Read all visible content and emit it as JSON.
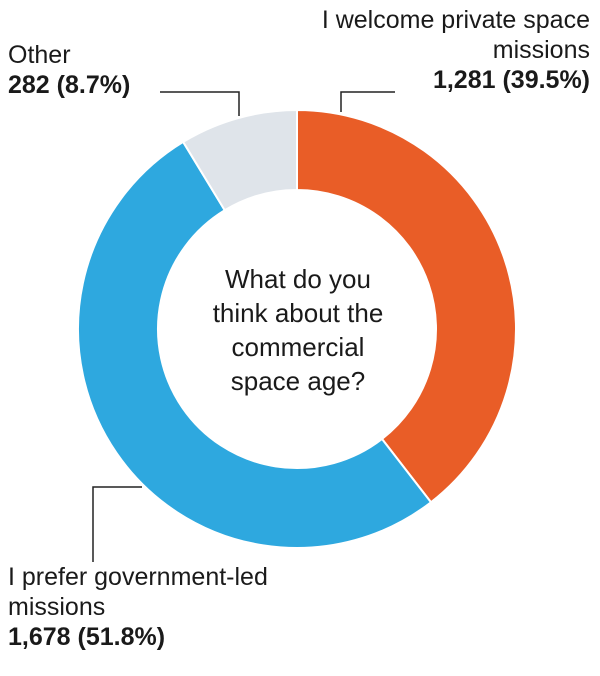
{
  "chart_data": {
    "type": "pie",
    "title": "What do you think about the commercial space age?",
    "slices": [
      {
        "label": "I welcome private space missions",
        "value": 1281,
        "value_text": "1,281 (39.5%)",
        "percent": 39.5,
        "color": "#e95d27"
      },
      {
        "label": "I prefer government-led missions",
        "value": 1678,
        "value_text": "1,678 (51.8%)",
        "percent": 51.8,
        "color": "#2ea8df"
      },
      {
        "label": "Other",
        "value": 282,
        "value_text": "282 (8.7%)",
        "percent": 8.7,
        "color": "#dfe4ea"
      }
    ],
    "donut": true,
    "legend": "none"
  }
}
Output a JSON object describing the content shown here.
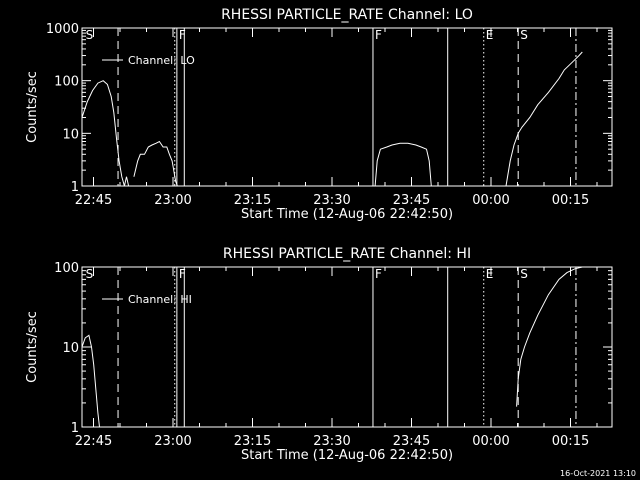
{
  "timestamp": "16-Oct-2021 13:10",
  "chart_data": [
    {
      "type": "line",
      "title": "RHESSI PARTICLE_RATE Channel: LO",
      "xlabel": "Start Time (12-Aug-06 22:42:50)",
      "ylabel": "Counts/sec",
      "yscale": "log",
      "ylim": [
        1,
        1000
      ],
      "xlim_minutes_from_start": [
        0,
        100
      ],
      "x_ticks": [
        {
          "t": 2.17,
          "label": "22:45"
        },
        {
          "t": 17.17,
          "label": "23:00"
        },
        {
          "t": 32.17,
          "label": "23:15"
        },
        {
          "t": 47.17,
          "label": "23:30"
        },
        {
          "t": 62.17,
          "label": "23:45"
        },
        {
          "t": 77.17,
          "label": "00:00"
        },
        {
          "t": 92.17,
          "label": "00:15"
        }
      ],
      "y_ticks": [
        {
          "v": 1,
          "label": "1"
        },
        {
          "v": 10,
          "label": "10"
        },
        {
          "v": 100,
          "label": "100"
        },
        {
          "v": 1000,
          "label": "1000"
        }
      ],
      "legend": {
        "label": "Channel: LO",
        "position": "top-left"
      },
      "markers": [
        {
          "t": 0.3,
          "label": "S",
          "style": "none"
        },
        {
          "t": 6.8,
          "label": "",
          "style": "dashed"
        },
        {
          "t": 17.5,
          "label": "",
          "style": "dotted"
        },
        {
          "t": 17.9,
          "label": "F",
          "style": "solid"
        },
        {
          "t": 19.3,
          "label": "",
          "style": "solid"
        },
        {
          "t": 54.9,
          "label": "F",
          "style": "solid"
        },
        {
          "t": 69.0,
          "label": "",
          "style": "solid"
        },
        {
          "t": 75.8,
          "label": "E",
          "style": "dotted"
        },
        {
          "t": 82.3,
          "label": "S",
          "style": "dashed"
        },
        {
          "t": 93.2,
          "label": "",
          "style": "dashdot"
        }
      ],
      "series": [
        {
          "name": "Channel: LO",
          "segments": [
            [
              [
                0,
                20
              ],
              [
                1,
                40
              ],
              [
                2,
                65
              ],
              [
                3,
                90
              ],
              [
                4,
                100
              ],
              [
                4.8,
                85
              ],
              [
                5.5,
                50
              ],
              [
                6,
                25
              ],
              [
                6.5,
                8
              ],
              [
                7,
                3
              ],
              [
                7.5,
                1.5
              ],
              [
                8,
                1
              ],
              [
                8.4,
                1.5
              ],
              [
                8.8,
                1
              ]
            ],
            [
              [
                9.8,
                1.5
              ],
              [
                10.5,
                3
              ],
              [
                11,
                4
              ],
              [
                11.8,
                4
              ],
              [
                12.5,
                5.5
              ],
              [
                13.2,
                6
              ],
              [
                14,
                6.5
              ],
              [
                14.6,
                7
              ],
              [
                15.3,
                5.5
              ],
              [
                16,
                5.5
              ],
              [
                16.5,
                4
              ],
              [
                17,
                3
              ],
              [
                17.3,
                2
              ],
              [
                17.5,
                1.5
              ],
              [
                17.7,
                1.2
              ],
              [
                18,
                1
              ]
            ],
            [
              [
                55.3,
                1
              ],
              [
                55.7,
                3
              ],
              [
                56.3,
                5
              ],
              [
                57.5,
                5.5
              ],
              [
                58.5,
                6
              ],
              [
                60,
                6.5
              ],
              [
                61.5,
                6.5
              ],
              [
                63,
                6
              ],
              [
                64,
                5.5
              ],
              [
                65,
                5
              ],
              [
                65.5,
                3
              ],
              [
                65.9,
                1
              ]
            ],
            [
              [
                80,
                1
              ],
              [
                80.8,
                3
              ],
              [
                81.5,
                6
              ],
              [
                82.3,
                10
              ],
              [
                83,
                13
              ],
              [
                84.5,
                20
              ],
              [
                86,
                35
              ],
              [
                88,
                60
              ],
              [
                90,
                110
              ],
              [
                91,
                160
              ],
              [
                92,
                200
              ],
              [
                93,
                250
              ],
              [
                93.8,
                300
              ],
              [
                94.4,
                350
              ]
            ]
          ]
        }
      ]
    },
    {
      "type": "line",
      "title": "RHESSI PARTICLE_RATE Channel: HI",
      "xlabel": "Start Time (12-Aug-06 22:42:50)",
      "ylabel": "Counts/sec",
      "yscale": "log",
      "ylim": [
        1,
        100
      ],
      "xlim_minutes_from_start": [
        0,
        100
      ],
      "x_ticks": [
        {
          "t": 2.17,
          "label": "22:45"
        },
        {
          "t": 17.17,
          "label": "23:00"
        },
        {
          "t": 32.17,
          "label": "23:15"
        },
        {
          "t": 47.17,
          "label": "23:30"
        },
        {
          "t": 62.17,
          "label": "23:45"
        },
        {
          "t": 77.17,
          "label": "00:00"
        },
        {
          "t": 92.17,
          "label": "00:15"
        }
      ],
      "y_ticks": [
        {
          "v": 1,
          "label": "1"
        },
        {
          "v": 10,
          "label": "10"
        },
        {
          "v": 100,
          "label": "100"
        }
      ],
      "legend": {
        "label": "Channel: HI",
        "position": "top-left"
      },
      "markers": [
        {
          "t": 0.3,
          "label": "S",
          "style": "none"
        },
        {
          "t": 6.8,
          "label": "",
          "style": "dashed"
        },
        {
          "t": 17.5,
          "label": "",
          "style": "dotted"
        },
        {
          "t": 17.9,
          "label": "F",
          "style": "solid"
        },
        {
          "t": 19.3,
          "label": "",
          "style": "solid"
        },
        {
          "t": 54.9,
          "label": "F",
          "style": "solid"
        },
        {
          "t": 69.0,
          "label": "",
          "style": "solid"
        },
        {
          "t": 75.8,
          "label": "E",
          "style": "dotted"
        },
        {
          "t": 82.3,
          "label": "S",
          "style": "dashed"
        },
        {
          "t": 93.2,
          "label": "",
          "style": "dashdot"
        }
      ],
      "series": [
        {
          "name": "Channel: HI",
          "segments": [
            [
              [
                0,
                10
              ],
              [
                0.6,
                13
              ],
              [
                1.3,
                14
              ],
              [
                1.8,
                10
              ],
              [
                2.2,
                6
              ],
              [
                2.6,
                3
              ],
              [
                3,
                1.5
              ],
              [
                3.3,
                1
              ]
            ],
            [
              [
                82,
                1.8
              ],
              [
                82.3,
                4
              ],
              [
                82.8,
                7
              ],
              [
                83.5,
                10
              ],
              [
                84.5,
                15
              ],
              [
                86,
                25
              ],
              [
                88,
                45
              ],
              [
                90,
                70
              ],
              [
                91.5,
                85
              ],
              [
                93,
                95
              ],
              [
                94.4,
                100
              ]
            ]
          ]
        }
      ]
    }
  ]
}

####################

> [Instructions for the task]: Pick out every line above that holds the word "missions" and copy it.

> [Written answer]:
        "label": "I welcome private space missions",
        "label": "I prefer government-led missions",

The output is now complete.